SUPPLIED TEXT:
# ID Please



## Tex Gal (Nov 1, 2007)

This plant spreads by runners under the soil like a crypt. I think it may be a type of crypt. It is about 10 inches tall. Any ideas?


----------



## HeyPK (Jan 23, 2004)

It looks like Cryptocoryne moehlmannii.


----------



## Tex Gal (Nov 1, 2007)

I googled that plant and it looks considerably darker green. My plant is a spring green. Do they take on different colors according to the tank. Mine is plenty healthy. It has doubled at least twice.


----------



## HeyPK (Jan 23, 2004)

I have the species, and mine is the same color as yours. The darker pictures from Google seem to be mostly emersed plants that are grown perhaps in lower light. The one image on the Dutch site that is dark green and submersed does not look like C. moehlmannii at all.


----------



## KatjaT (Dec 7, 2007)

If it gets any pink color underside of its leafs, maybe it's _C.pontederiifolia_


----------



## Tex Gal (Nov 1, 2007)

I have had this plant for many months and no pink. I have gone high tech and still no pink. I will keep a look out for it. The leaves of the C.pontederiifolia do look more like it though.


----------



## AaronT (Apr 26, 2004)

HeyPK said:


> It looks like Cryptocoryne moehlmannii.


I agree that's what it is. I have this plant too and it's also a bright lime green.


----------



## Tex Gal (Nov 1, 2007)

Thanks you guys! Well I think the verdict is in. I did a tank rearrangement and examined all my leaves. (Got in up to my shoulders!) There is some faint blushing pink on the underside!!! SO as I wipe the egg off my face I think it is the Cryptocornye pontederiifolia. I never would have known without you guys! (Almost missed it with you telling me!)


----------

EXERCISE GOAL: From the plant identification thread, reproduce verbatim the passage starting with "I have had this" and going on through "(Apr 26, 2004)".

Spatial layout data
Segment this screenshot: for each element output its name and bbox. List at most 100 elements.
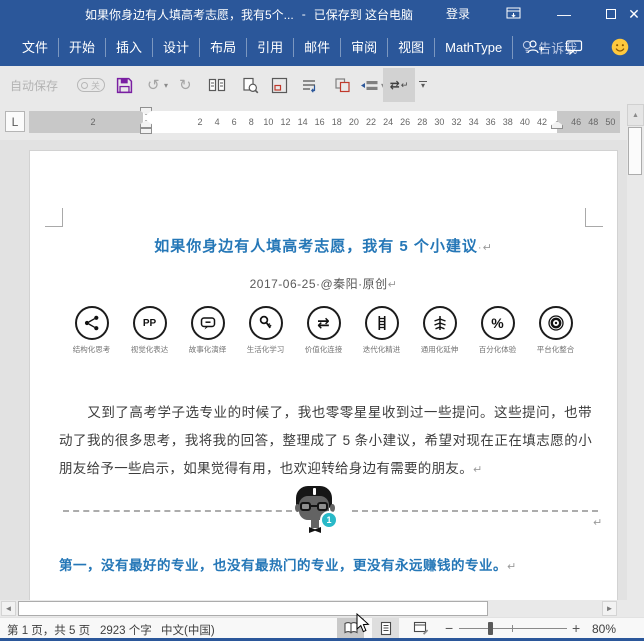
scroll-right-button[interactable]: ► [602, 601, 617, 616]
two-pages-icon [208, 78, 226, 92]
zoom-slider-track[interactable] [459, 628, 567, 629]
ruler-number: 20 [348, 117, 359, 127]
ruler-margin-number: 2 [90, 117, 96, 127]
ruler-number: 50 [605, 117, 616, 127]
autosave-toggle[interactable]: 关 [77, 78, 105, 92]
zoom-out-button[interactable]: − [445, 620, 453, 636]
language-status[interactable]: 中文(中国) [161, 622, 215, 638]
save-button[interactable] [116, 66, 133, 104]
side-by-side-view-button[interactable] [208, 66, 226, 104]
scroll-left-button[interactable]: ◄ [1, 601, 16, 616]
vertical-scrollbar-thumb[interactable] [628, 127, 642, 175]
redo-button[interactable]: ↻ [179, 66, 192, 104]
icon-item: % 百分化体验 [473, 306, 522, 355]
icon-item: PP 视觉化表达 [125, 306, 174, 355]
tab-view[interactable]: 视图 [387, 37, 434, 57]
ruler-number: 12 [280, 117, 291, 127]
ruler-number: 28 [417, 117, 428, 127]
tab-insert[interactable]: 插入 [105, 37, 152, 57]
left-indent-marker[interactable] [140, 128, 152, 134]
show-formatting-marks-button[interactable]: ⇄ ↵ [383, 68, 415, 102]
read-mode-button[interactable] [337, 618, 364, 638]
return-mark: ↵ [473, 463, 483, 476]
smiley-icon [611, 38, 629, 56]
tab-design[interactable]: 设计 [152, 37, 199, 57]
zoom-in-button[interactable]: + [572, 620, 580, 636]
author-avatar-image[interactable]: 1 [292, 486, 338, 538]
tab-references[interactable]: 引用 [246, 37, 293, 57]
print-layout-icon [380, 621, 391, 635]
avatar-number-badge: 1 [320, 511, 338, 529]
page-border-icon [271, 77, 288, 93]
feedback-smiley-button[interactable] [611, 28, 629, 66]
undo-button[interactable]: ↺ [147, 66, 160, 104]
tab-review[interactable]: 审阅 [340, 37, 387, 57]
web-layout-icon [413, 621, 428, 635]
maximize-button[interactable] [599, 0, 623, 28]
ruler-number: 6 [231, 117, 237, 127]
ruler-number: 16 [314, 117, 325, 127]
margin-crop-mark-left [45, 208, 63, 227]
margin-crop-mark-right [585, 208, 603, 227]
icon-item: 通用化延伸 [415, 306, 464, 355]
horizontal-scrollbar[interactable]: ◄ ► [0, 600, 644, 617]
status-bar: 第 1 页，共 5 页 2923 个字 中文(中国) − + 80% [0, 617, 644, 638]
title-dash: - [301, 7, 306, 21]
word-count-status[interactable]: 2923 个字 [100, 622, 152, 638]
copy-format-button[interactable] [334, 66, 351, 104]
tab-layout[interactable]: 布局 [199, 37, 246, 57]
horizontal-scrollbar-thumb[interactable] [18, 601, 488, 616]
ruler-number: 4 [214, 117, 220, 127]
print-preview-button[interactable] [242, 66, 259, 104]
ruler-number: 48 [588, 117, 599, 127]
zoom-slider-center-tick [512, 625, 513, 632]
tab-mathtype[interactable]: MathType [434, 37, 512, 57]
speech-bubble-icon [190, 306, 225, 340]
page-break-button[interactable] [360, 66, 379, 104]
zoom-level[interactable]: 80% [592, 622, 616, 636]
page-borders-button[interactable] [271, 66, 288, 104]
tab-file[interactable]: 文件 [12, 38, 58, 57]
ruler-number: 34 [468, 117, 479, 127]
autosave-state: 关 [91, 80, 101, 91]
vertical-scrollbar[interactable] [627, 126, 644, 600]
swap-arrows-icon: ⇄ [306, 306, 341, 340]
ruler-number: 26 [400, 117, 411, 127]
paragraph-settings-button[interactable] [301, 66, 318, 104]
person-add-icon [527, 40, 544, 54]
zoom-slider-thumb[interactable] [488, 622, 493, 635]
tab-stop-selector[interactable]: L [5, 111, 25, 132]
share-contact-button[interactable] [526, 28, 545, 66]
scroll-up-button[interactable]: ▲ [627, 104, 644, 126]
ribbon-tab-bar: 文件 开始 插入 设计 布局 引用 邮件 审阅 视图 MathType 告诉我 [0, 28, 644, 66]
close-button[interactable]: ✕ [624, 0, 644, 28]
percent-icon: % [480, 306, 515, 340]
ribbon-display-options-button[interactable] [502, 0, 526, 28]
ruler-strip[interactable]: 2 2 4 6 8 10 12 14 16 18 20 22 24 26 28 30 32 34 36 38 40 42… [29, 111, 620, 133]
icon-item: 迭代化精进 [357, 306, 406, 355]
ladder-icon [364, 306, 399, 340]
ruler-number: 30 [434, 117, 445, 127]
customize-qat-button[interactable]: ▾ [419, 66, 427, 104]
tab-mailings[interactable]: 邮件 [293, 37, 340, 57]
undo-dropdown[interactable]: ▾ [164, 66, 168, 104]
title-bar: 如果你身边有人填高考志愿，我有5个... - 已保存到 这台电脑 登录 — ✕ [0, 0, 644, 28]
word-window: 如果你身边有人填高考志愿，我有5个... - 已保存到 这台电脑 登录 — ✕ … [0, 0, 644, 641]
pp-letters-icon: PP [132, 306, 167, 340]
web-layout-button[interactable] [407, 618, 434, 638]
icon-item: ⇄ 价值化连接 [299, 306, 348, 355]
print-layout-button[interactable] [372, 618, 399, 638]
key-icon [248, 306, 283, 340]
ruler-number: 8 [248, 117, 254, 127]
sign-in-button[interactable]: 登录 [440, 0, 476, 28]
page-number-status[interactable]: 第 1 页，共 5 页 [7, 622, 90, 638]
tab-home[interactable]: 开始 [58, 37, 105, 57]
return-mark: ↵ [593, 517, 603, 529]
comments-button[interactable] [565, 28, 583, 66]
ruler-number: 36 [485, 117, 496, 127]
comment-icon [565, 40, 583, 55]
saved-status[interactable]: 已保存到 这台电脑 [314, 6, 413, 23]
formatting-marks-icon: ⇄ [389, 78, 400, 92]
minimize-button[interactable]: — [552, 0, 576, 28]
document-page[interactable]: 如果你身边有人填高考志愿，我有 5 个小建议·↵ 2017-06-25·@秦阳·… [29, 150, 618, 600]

SOLUTION TO THE EXERCISE:
I have had this plant for many months and no pink. I have gone high tech and still no pink. I will keep a look out for it. The leaves of the C.pontederiifolia do look more like it though.


----------



## AaronT (Apr 26, 2004)